[Listing]
==================================================
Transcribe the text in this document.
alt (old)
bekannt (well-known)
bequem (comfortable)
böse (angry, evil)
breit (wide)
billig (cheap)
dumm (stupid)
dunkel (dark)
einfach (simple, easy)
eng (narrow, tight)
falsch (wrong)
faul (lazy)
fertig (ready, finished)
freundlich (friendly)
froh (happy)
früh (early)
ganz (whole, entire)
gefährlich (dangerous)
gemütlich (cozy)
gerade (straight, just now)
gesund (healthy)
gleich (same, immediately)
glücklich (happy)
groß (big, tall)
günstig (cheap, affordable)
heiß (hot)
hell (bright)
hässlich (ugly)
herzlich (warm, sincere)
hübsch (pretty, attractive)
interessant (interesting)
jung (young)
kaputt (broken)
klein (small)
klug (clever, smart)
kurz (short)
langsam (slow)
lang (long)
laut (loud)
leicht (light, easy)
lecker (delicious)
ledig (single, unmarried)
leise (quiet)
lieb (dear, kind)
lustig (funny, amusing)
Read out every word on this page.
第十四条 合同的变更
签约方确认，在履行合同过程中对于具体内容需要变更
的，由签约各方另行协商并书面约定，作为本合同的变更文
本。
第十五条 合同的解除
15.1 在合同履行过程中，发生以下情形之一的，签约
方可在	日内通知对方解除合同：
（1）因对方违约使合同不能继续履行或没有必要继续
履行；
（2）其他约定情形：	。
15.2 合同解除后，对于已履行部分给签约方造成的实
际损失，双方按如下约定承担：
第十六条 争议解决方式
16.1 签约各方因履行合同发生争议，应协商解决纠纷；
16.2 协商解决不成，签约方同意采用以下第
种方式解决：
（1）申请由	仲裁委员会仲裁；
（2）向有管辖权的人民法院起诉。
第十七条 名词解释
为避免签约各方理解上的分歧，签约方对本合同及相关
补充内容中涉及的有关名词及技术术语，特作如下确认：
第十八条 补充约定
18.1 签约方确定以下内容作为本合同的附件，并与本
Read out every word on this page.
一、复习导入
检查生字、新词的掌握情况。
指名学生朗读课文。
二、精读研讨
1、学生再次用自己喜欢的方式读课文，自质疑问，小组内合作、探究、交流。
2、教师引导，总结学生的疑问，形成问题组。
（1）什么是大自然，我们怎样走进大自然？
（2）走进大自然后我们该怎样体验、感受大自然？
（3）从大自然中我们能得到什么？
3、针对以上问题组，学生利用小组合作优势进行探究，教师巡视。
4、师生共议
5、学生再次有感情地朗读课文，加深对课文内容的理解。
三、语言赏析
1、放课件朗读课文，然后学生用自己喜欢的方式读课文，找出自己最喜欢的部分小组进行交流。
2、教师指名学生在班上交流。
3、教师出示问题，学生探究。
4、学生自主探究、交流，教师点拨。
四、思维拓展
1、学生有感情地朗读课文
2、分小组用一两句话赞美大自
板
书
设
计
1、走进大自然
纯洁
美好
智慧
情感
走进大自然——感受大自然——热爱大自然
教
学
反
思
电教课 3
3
==================================================
Reproduce the listing above verbatim, from first line to last.

[Complete response]
Transcribe the text in this document.
alt (old)
bekannt (well-known)
bequem (comfortable)
böse (angry, evil)
breit (wide)
billig (cheap)
dumm (stupid)
dunkel (dark)
einfach (simple, easy)
eng (narrow, tight)
falsch (wrong)
faul (lazy)
fertig (ready, finished)
freundlich (friendly)
froh (happy)
früh (early)
ganz (whole, entire)
gefährlich (dangerous)
gemütlich (cozy)
gerade (straight, just now)
gesund (healthy)
gleich (same, immediately)
glücklich (happy)
groß (big, tall)
günstig (cheap, affordable)
heiß (hot)
hell (bright)
hässlich (ugly)
herzlich (warm, sincere)
hübsch (pretty, attractive)
interessant (interesting)
jung (young)
kaputt (broken)
klein (small)
klug (clever, smart)
kurz (short)
langsam (slow)
lang (long)
laut (loud)
leicht (light, easy)
lecker (delicious)
ledig (single, unmarried)
leise (quiet)
lieb (dear, kind)
lustig (funny, amusing)
Read out every word on this page.
第十四条 合同的变更
签约方确认，在履行合同过程中对于具体内容需要变更
的，由签约各方另行协商并书面约定，作为本合同的变更文
本。
第十五条 合同的解除
15.1 在合同履行过程中，发生以下情形之一的，签约
方可在	日内通知对方解除合同：
（1）因对方违约使合同不能继续履行或没有必要继续
履行；
（2）其他约定情形：	。
15.2 合同解除后，对于已履行部分给签约方造成的实
际损失，双方按如下约定承担：
第十六条 争议解决方式
16.1 签约各方因履行合同发生争议，应协商解决纠纷；
16.2 协商解决不成，签约方同意采用以下第
种方式解决：
（1）申请由	仲裁委员会仲裁；
（2）向有管辖权的人民法院起诉。
第十七条 名词解释
为避免签约各方理解上的分歧，签约方对本合同及相关
补充内容中涉及的有关名词及技术术语，特作如下确认：
第十八条 补充约定
18.1 签约方确定以下内容作为本合同的附件，并与本
Read out every word on this page.
一、复习导入
检查生字、新词的掌握情况。
指名学生朗读课文。
二、精读研讨
1、学生再次用自己喜欢的方式读课文，自质疑问，小组内合作、探究、交流。
2、教师引导，总结学生的疑问，形成问题组。
（1）什么是大自然，我们怎样走进大自然？
（2）走进大自然后我们该怎样体验、感受大自然？
（3）从大自然中我们能得到什么？
3、针对以上问题组，学生利用小组合作优势进行探究，教师巡视。
4、师生共议
5、学生再次有感情地朗读课文，加深对课文内容的理解。
三、语言赏析
1、放课件朗读课文，然后学生用自己喜欢的方式读课文，找出自己最喜欢的部分小组进行交流。
2、教师指名学生在班上交流。
3、教师出示问题，学生探究。
4、学生自主探究、交流，教师点拨。
四、思维拓展
1、学生有感情地朗读课文
2、分小组用一两句话赞美大自
板
书
设
计
1、走进大自然
纯洁
美好
智慧
情感
走进大自然——感受大自然——热爱大自然
教
学
反
思
电教课 3
3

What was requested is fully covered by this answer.